Find the word "города" in the data. Return every line where it appears.

**Collected data**
— begin —

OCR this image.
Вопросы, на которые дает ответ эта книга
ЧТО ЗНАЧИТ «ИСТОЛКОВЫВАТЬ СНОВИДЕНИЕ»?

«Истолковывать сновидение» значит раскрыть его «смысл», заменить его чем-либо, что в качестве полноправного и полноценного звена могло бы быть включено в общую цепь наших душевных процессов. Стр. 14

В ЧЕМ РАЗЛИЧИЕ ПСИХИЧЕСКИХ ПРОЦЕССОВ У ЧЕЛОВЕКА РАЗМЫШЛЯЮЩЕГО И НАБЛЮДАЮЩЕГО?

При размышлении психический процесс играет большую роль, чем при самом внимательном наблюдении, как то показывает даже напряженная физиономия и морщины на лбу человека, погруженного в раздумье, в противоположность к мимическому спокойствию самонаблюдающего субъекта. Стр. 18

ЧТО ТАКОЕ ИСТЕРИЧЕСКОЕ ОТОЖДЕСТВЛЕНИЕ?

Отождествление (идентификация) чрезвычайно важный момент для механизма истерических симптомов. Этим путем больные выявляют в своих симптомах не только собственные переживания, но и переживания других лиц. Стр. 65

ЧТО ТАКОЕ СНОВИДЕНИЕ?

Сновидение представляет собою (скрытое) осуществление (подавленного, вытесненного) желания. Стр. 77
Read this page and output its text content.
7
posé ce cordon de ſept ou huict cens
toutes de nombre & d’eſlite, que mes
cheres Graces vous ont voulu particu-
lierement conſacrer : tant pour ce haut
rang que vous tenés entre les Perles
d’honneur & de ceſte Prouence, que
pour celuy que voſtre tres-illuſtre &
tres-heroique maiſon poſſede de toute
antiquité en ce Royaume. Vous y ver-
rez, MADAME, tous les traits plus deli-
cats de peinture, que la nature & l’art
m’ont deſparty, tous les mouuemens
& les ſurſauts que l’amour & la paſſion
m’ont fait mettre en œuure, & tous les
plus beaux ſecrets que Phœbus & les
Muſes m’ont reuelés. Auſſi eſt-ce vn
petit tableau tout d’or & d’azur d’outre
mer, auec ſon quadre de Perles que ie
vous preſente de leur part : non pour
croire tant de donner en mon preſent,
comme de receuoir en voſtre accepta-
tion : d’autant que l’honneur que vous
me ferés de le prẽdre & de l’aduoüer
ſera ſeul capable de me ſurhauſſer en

— end —
— begin —

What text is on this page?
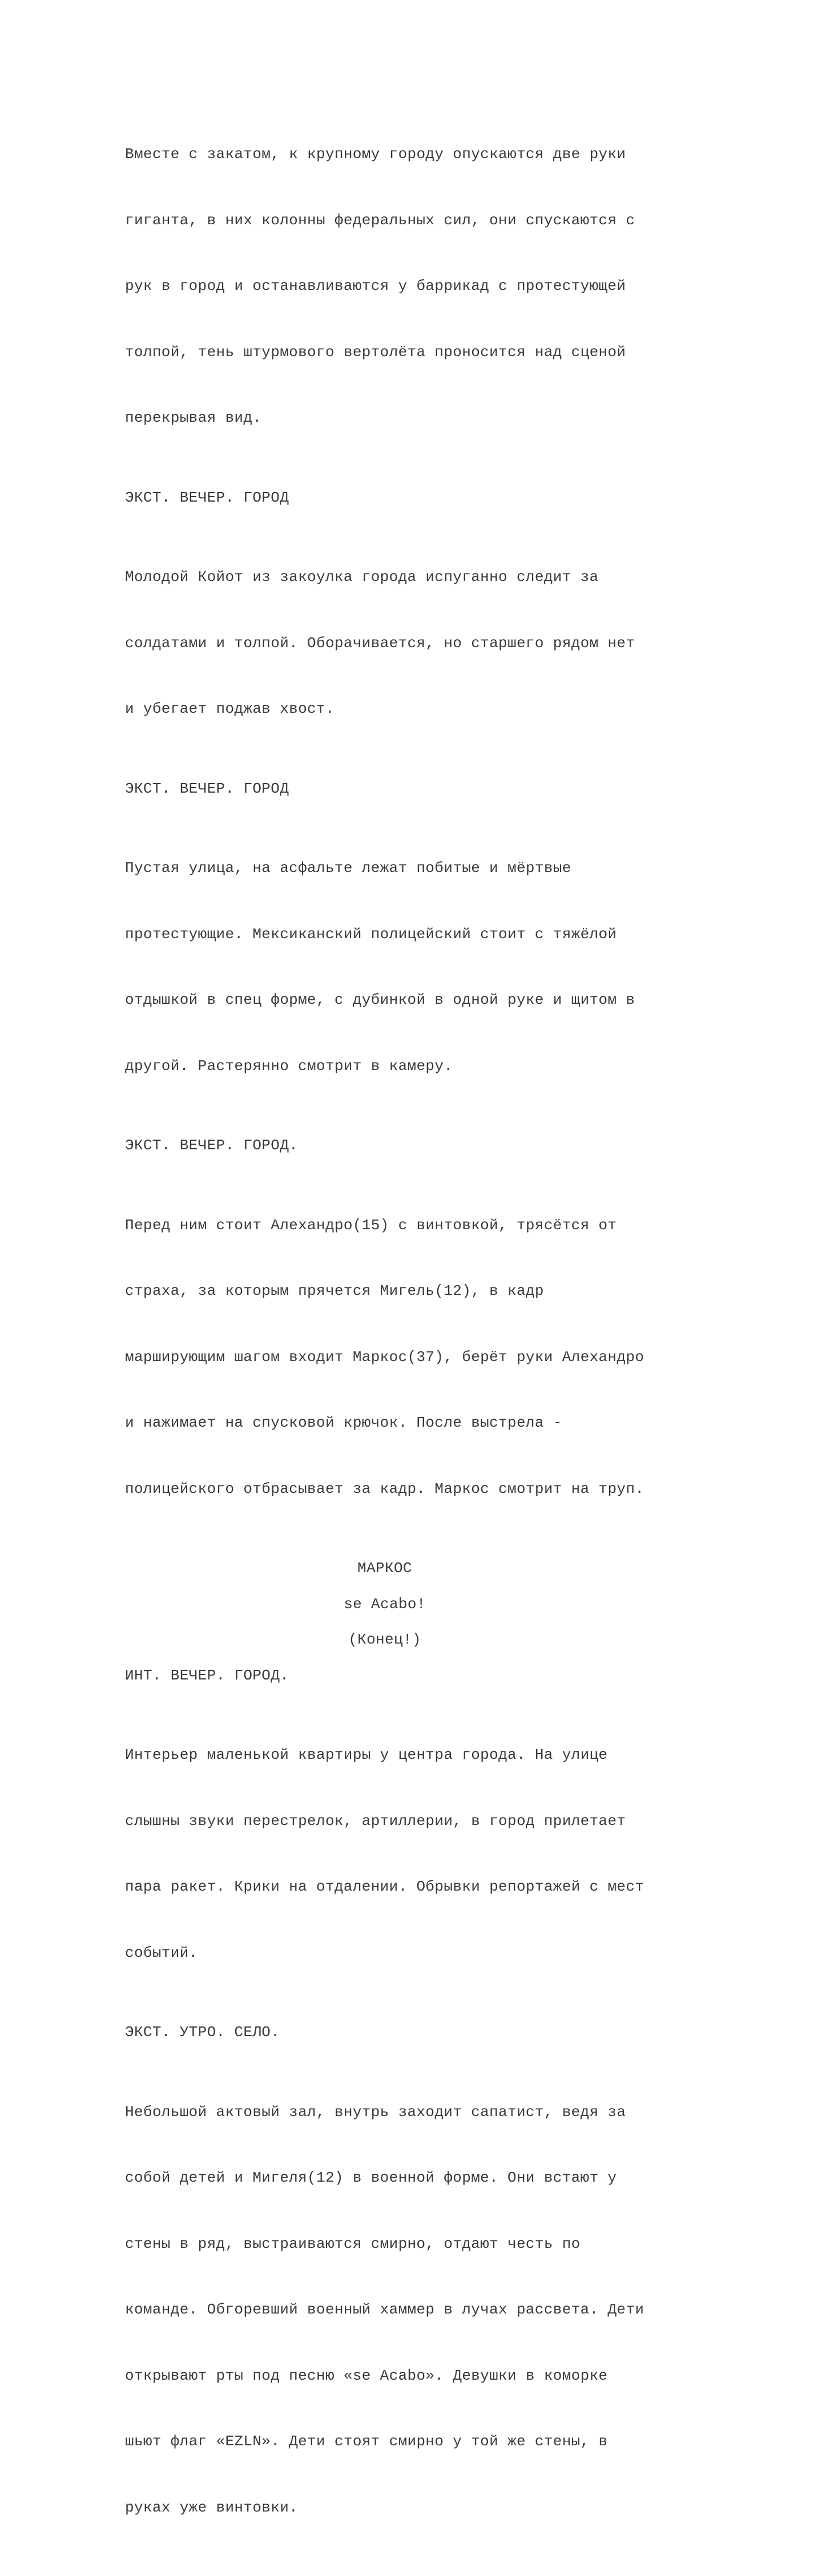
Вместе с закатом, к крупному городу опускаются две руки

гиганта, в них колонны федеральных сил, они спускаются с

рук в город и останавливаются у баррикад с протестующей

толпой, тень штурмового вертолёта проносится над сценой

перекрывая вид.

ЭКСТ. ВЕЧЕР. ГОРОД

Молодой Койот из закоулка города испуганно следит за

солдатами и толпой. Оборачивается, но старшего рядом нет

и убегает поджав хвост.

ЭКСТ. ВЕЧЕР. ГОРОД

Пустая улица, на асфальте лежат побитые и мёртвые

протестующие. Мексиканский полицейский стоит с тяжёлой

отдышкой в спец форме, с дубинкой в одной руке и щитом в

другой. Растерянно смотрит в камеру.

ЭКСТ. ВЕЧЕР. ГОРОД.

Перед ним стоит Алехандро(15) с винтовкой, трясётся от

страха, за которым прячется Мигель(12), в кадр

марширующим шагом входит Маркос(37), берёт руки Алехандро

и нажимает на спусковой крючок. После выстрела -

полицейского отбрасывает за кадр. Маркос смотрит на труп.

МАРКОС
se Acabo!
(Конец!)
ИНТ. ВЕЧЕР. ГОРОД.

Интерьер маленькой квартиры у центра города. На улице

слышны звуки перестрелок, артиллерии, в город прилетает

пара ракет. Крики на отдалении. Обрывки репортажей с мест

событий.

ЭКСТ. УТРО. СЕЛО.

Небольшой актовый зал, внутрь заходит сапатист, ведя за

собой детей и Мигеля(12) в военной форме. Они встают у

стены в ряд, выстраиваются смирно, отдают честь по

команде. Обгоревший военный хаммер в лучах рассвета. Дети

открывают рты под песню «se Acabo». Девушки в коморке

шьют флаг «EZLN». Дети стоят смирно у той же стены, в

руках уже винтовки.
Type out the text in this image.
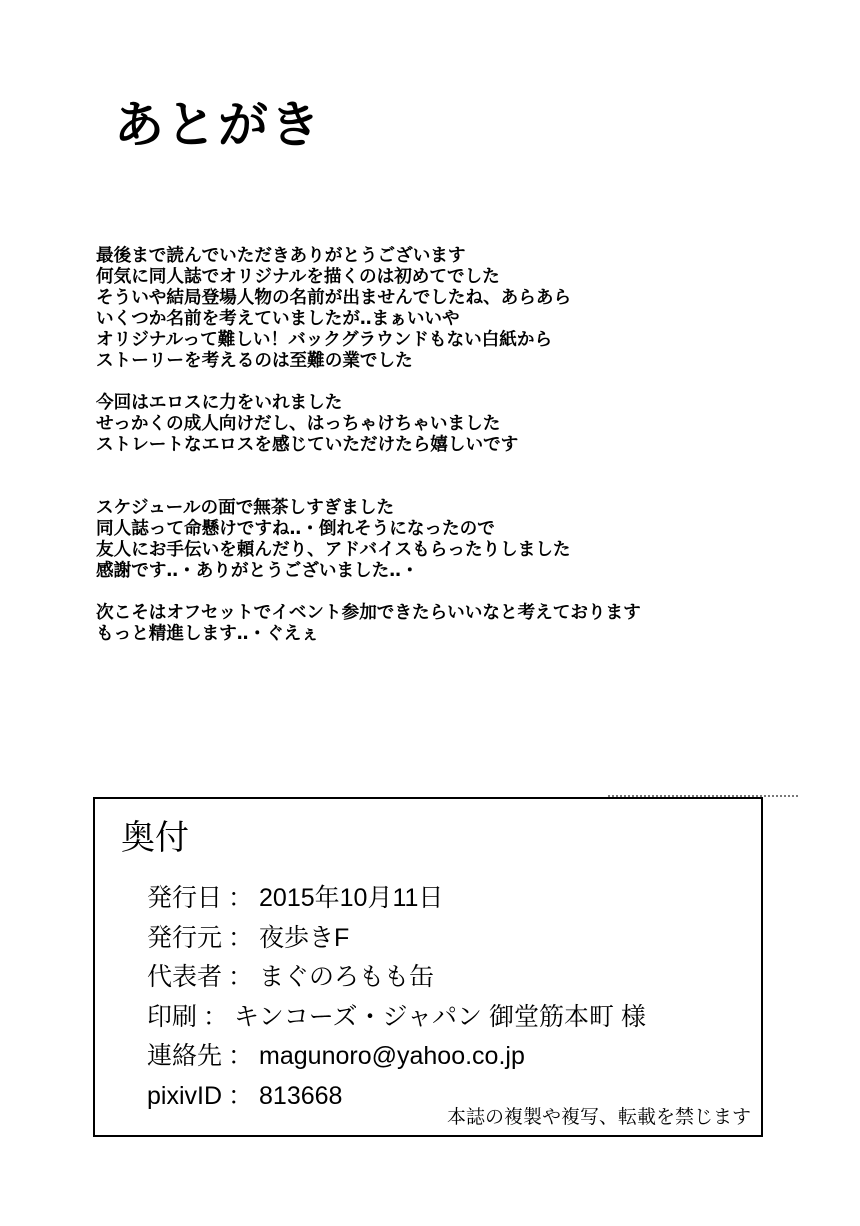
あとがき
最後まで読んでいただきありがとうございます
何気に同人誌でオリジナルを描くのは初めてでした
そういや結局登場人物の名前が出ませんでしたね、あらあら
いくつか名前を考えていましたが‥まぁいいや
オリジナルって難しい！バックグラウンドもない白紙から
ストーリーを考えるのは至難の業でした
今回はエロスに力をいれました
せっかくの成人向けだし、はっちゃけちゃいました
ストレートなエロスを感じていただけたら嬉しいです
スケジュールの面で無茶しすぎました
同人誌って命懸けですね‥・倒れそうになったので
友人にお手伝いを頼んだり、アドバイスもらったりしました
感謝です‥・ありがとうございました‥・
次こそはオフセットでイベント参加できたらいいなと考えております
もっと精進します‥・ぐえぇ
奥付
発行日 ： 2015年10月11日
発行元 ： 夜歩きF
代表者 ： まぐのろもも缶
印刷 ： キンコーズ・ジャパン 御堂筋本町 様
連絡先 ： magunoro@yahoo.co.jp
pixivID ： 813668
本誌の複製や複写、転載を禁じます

— end —

**Written response**
Молодой Койот из закоулка города испуганно следит за
Интерьер маленькой квартиры у центра города. На улице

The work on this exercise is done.